▶ **What the task requires**
Pull every line holding the string "color" from the records below.

▶ **Data lines**
+ + + + +

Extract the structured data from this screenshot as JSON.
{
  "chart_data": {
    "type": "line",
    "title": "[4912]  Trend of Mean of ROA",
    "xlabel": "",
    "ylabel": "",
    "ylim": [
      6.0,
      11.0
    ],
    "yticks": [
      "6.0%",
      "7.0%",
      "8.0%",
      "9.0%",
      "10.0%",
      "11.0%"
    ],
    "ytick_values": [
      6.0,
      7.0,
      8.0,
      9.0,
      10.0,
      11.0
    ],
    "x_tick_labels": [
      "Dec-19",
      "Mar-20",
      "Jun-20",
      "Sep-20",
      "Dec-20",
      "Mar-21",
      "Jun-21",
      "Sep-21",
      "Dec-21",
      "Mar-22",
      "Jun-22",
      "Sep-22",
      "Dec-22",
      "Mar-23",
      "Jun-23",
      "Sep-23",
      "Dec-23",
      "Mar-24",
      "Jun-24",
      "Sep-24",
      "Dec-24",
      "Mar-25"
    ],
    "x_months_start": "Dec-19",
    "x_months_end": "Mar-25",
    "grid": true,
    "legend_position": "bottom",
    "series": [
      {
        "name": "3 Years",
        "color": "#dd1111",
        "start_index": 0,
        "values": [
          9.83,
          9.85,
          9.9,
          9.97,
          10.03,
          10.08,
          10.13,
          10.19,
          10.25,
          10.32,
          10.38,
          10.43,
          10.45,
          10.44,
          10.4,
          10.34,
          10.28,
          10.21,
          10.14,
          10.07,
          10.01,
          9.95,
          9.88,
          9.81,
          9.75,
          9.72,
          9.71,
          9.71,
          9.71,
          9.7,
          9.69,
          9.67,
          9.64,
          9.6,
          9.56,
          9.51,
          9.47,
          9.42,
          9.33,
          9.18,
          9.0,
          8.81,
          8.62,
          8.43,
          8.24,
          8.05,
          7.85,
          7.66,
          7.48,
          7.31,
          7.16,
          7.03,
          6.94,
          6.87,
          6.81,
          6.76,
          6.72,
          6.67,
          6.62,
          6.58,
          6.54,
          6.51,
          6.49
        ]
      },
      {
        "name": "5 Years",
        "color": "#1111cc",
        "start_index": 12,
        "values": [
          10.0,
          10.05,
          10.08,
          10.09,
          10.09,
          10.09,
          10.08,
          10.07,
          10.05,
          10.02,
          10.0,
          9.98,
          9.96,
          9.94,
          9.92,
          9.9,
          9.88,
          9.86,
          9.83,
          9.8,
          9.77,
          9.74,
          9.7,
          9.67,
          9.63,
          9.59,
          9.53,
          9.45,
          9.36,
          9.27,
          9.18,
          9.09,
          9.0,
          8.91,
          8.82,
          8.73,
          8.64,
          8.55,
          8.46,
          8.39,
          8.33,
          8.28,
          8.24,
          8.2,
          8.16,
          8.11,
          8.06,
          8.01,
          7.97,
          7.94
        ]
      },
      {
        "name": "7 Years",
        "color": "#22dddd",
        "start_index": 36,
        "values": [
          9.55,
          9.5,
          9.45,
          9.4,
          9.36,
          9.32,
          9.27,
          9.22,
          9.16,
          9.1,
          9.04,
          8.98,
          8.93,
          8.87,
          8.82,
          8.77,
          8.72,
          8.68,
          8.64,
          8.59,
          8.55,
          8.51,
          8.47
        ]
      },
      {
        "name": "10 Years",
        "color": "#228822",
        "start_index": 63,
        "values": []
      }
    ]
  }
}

+ + + + +

▶ **Written answer**
        "color": "#dd1111",
        "color": "#1111cc",
        "color": "#22dddd",
        "color": "#228822",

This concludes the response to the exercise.